-- START OF EXCERPTED DATA --
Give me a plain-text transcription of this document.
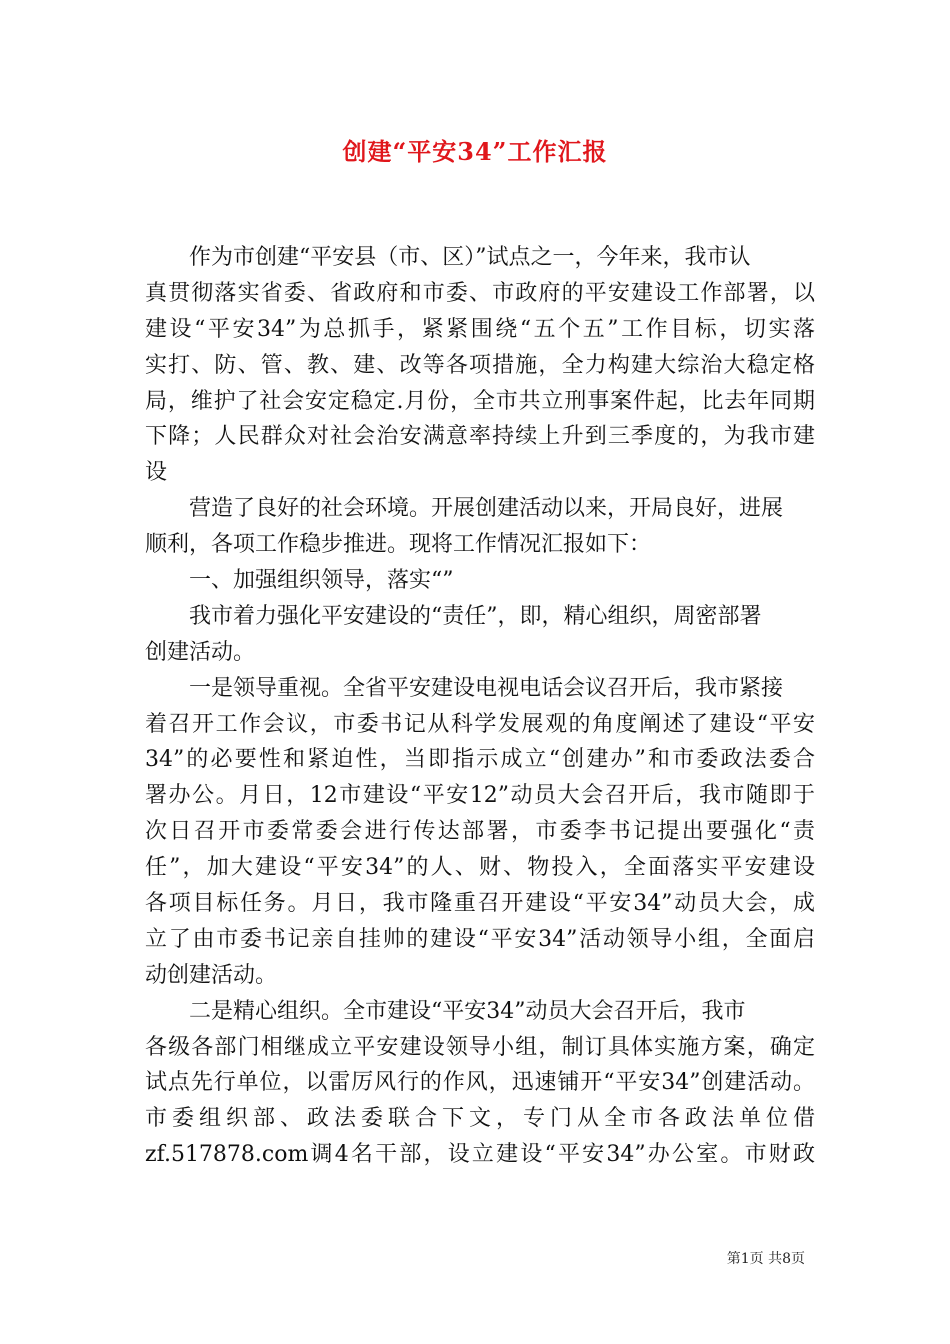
创建“平安34”工作汇报
作为市创建“平安县（市、区）”试点之一，今年来，我市认
真贯彻落实省委、省政府和市委、市政府的平安建设工作部署，以
建设“平安34”为总抓手，紧紧围绕“五个五”工作目标，切实落
实打、防、管、教、建、改等各项措施，全力构建大综治大稳定格
局，维护了社会安定稳定.月份，全市共立刑事案件起，比去年同期
下降；人民群众对社会治安满意率持续上升到三季度的，为我市建
设
营造了良好的社会环境。开展创建活动以来，开局良好，进展
顺利，各项工作稳步推进。现将工作情况汇报如下：
一、加强组织领导，落实“”
我市着力强化平安建设的“责任”，即，精心组织，周密部署
创建活动。
一是领导重视。全省平安建设电视电话会议召开后，我市紧接
着召开工作会议，市委书记从科学发展观的角度阐述了建设“平安
34”的必要性和紧迫性，当即指示成立“创建办”和市委政法委合
署办公。月日，12市建设“平安12”动员大会召开后，我市随即于
次日召开市委常委会进行传达部署，市委李书记提出要强化“责
任”，加大建设“平安34”的人、财、物投入，全面落实平安建设
各项目标任务。月日，我市隆重召开建设“平安34”动员大会，成
立了由市委书记亲自挂帅的建设“平安34”活动领导小组，全面启
动创建活动。
二是精心组织。全市建设“平安34”动员大会召开后，我市
各级各部门相继成立平安建设领导小组，制订具体实施方案，确定
试点先行单位，以雷厉风行的作风，迅速铺开“平安34”创建活动。
市委组织部、政法委联合下文，专门从全市各政法单位借
zf.517878.com调4名干部，设立建设“平安34”办公室。市财政
第1页 共8页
-- END OF EXCERPTED DATA --
• **PROBLEM REQUIREMENTS**
Your task is to pick out every line with the string "动员大会召开后" and copy it.

• **FULL RESPONSE**
署办公。月日，12市建设“平安12”动员大会召开后，我市随即于
二是精心组织。全市建设“平安34”动员大会召开后，我市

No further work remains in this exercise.